═════ PROVIDED DATA
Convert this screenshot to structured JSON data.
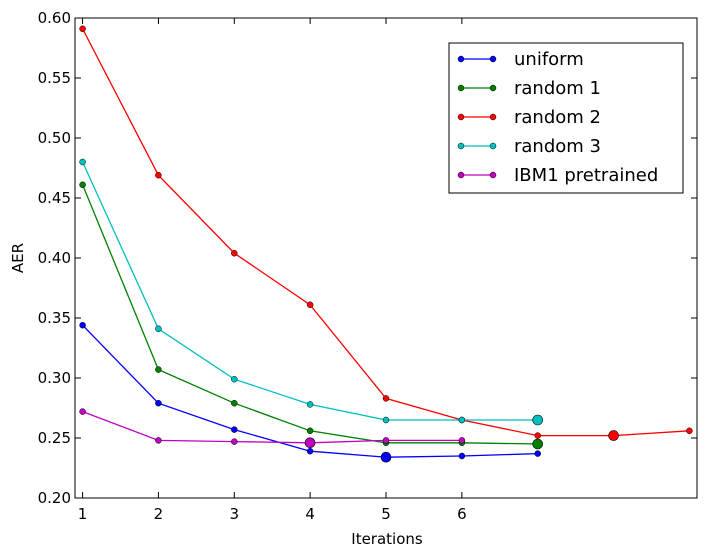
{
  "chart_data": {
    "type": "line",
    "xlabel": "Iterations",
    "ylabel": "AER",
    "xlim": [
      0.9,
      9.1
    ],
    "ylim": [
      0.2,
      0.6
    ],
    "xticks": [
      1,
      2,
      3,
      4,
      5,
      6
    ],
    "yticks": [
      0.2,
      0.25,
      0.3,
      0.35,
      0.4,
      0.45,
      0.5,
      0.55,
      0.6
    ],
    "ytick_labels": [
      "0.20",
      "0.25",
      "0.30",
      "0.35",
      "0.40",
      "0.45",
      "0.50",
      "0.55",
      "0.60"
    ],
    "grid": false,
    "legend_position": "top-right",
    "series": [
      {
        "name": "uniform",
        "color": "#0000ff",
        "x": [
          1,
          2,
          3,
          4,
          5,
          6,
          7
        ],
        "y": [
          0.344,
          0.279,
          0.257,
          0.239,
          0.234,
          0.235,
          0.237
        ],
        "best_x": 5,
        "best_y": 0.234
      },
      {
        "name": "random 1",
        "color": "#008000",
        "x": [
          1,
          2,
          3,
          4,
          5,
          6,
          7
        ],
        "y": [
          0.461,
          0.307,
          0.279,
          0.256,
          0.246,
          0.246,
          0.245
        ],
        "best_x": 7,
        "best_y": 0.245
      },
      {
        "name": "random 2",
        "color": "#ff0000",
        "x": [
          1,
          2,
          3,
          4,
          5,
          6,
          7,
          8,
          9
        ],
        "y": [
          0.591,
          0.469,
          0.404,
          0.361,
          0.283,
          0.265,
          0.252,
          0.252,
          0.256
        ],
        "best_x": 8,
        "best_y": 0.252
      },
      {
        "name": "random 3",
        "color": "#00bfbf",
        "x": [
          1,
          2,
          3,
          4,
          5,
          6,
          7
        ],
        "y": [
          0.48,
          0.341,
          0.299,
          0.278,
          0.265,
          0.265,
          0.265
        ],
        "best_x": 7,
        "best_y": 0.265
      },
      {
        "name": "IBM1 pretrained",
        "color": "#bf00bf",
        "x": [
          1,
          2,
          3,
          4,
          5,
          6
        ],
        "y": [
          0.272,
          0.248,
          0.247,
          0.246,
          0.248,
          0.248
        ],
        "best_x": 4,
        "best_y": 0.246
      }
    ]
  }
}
══════════
TASK OBJECTIVE →
Copy out each line in the listing that has the word "color".

RESPONSE BELOW →
        "color": "#0000ff",
        "color": "#008000",
        "color": "#ff0000",
        "color": "#00bfbf",
        "color": "#bf00bf",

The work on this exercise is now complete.